▶ **Aim**
Return all the entries exactly, keeping pictures out.
## BEGIN Supplied material
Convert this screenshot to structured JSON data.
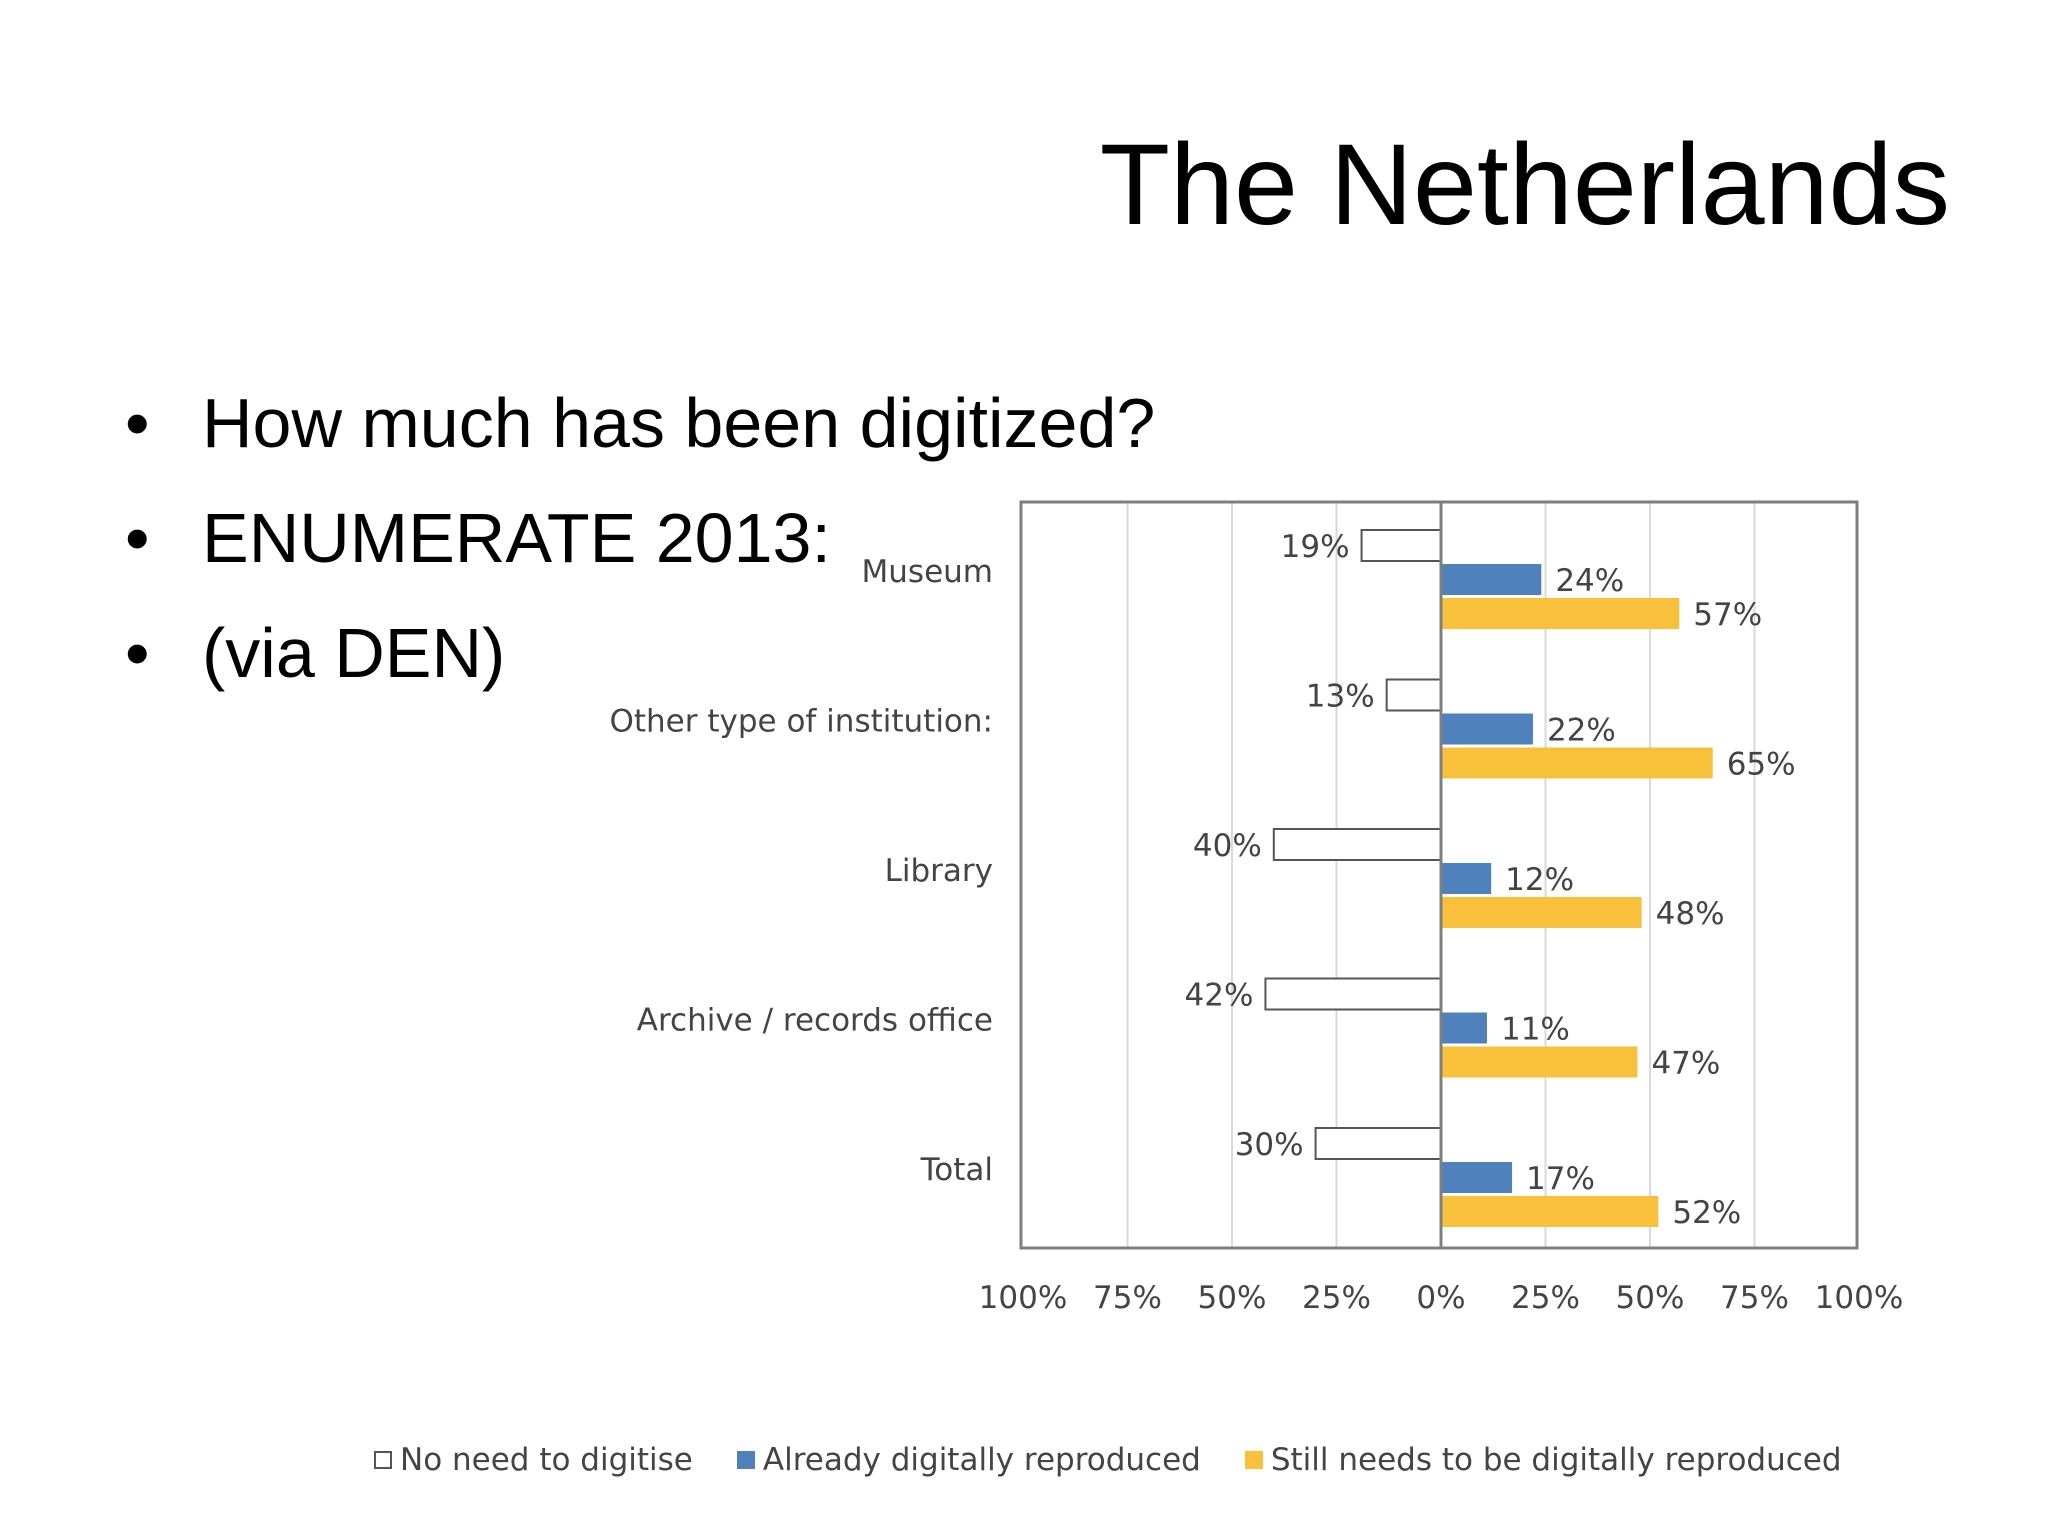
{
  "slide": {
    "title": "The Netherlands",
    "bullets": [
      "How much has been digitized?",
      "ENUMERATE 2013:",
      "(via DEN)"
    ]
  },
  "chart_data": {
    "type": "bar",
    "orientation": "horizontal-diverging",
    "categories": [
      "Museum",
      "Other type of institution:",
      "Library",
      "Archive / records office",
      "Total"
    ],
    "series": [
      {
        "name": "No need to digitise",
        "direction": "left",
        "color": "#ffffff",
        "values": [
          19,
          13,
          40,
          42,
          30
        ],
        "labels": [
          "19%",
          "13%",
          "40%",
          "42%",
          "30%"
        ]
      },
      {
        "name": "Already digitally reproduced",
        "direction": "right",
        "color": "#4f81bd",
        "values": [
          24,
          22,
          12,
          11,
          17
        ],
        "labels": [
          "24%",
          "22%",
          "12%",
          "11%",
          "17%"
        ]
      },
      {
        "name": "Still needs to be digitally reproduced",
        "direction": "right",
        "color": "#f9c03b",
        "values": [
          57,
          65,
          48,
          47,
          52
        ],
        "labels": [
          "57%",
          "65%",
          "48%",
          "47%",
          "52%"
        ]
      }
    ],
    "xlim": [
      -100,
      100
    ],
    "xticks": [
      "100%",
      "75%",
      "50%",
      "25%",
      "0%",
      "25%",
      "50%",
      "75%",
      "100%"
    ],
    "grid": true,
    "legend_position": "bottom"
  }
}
## END Supplied material
▶ **Task solution**
Convert this screenshot to structured JSON data.
{
  "slide": {
    "title": "The Netherlands",
    "bullets": [
      "How much has been digitized?",
      "ENUMERATE 2013:",
      "(via DEN)"
    ]
  },
  "chart_data": {
    "type": "bar",
    "orientation": "horizontal-diverging",
    "categories": [
      "Museum",
      "Other type of institution:",
      "Library",
      "Archive / records office",
      "Total"
    ],
    "series": [
      {
        "name": "No need to digitise",
        "direction": "left",
        "color": "#ffffff",
        "values": [
          19,
          13,
          40,
          42,
          30
        ],
        "labels": [
          "19%",
          "13%",
          "40%",
          "42%",
          "30%"
        ]
      },
      {
        "name": "Already digitally reproduced",
        "direction": "right",
        "color": "#4f81bd",
        "values": [
          24,
          22,
          12,
          11,
          17
        ],
        "labels": [
          "24%",
          "22%",
          "12%",
          "11%",
          "17%"
        ]
      },
      {
        "name": "Still needs to be digitally reproduced",
        "direction": "right",
        "color": "#f9c03b",
        "values": [
          57,
          65,
          48,
          47,
          52
        ],
        "labels": [
          "57%",
          "65%",
          "48%",
          "47%",
          "52%"
        ]
      }
    ],
    "xlim": [
      -100,
      100
    ],
    "xticks": [
      "100%",
      "75%",
      "50%",
      "25%",
      "0%",
      "25%",
      "50%",
      "75%",
      "100%"
    ],
    "grid": true,
    "legend_position": "bottom"
  }
}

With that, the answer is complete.